## start Input

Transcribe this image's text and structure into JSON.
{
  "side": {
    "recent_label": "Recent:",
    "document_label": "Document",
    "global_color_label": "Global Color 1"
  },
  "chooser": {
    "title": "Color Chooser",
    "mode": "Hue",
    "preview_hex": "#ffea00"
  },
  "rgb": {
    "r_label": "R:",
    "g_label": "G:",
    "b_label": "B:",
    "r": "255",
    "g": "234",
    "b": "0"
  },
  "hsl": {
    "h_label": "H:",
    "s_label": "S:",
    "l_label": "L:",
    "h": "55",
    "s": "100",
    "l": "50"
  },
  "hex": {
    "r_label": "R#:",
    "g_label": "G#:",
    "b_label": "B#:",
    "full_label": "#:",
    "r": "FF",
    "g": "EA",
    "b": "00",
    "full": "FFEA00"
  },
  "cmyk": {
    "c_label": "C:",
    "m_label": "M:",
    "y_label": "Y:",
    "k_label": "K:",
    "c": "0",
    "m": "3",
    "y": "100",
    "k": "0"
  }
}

## end Input

> Exercise prompt
Repeat the entries exactly, all of them.

> Complete output
Transcribe this image's text and structure into JSON.
{
  "side": {
    "recent_label": "Recent:",
    "document_label": "Document",
    "global_color_label": "Global Color 1"
  },
  "chooser": {
    "title": "Color Chooser",
    "mode": "Hue",
    "preview_hex": "#ffea00"
  },
  "rgb": {
    "r_label": "R:",
    "g_label": "G:",
    "b_label": "B:",
    "r": "255",
    "g": "234",
    "b": "0"
  },
  "hsl": {
    "h_label": "H:",
    "s_label": "S:",
    "l_label": "L:",
    "h": "55",
    "s": "100",
    "l": "50"
  },
  "hex": {
    "r_label": "R#:",
    "g_label": "G#:",
    "b_label": "B#:",
    "full_label": "#:",
    "r": "FF",
    "g": "EA",
    "b": "00",
    "full": "FFEA00"
  },
  "cmyk": {
    "c_label": "C:",
    "m_label": "M:",
    "y_label": "Y:",
    "k_label": "K:",
    "c": "0",
    "m": "3",
    "y": "100",
    "k": "0"
  }
}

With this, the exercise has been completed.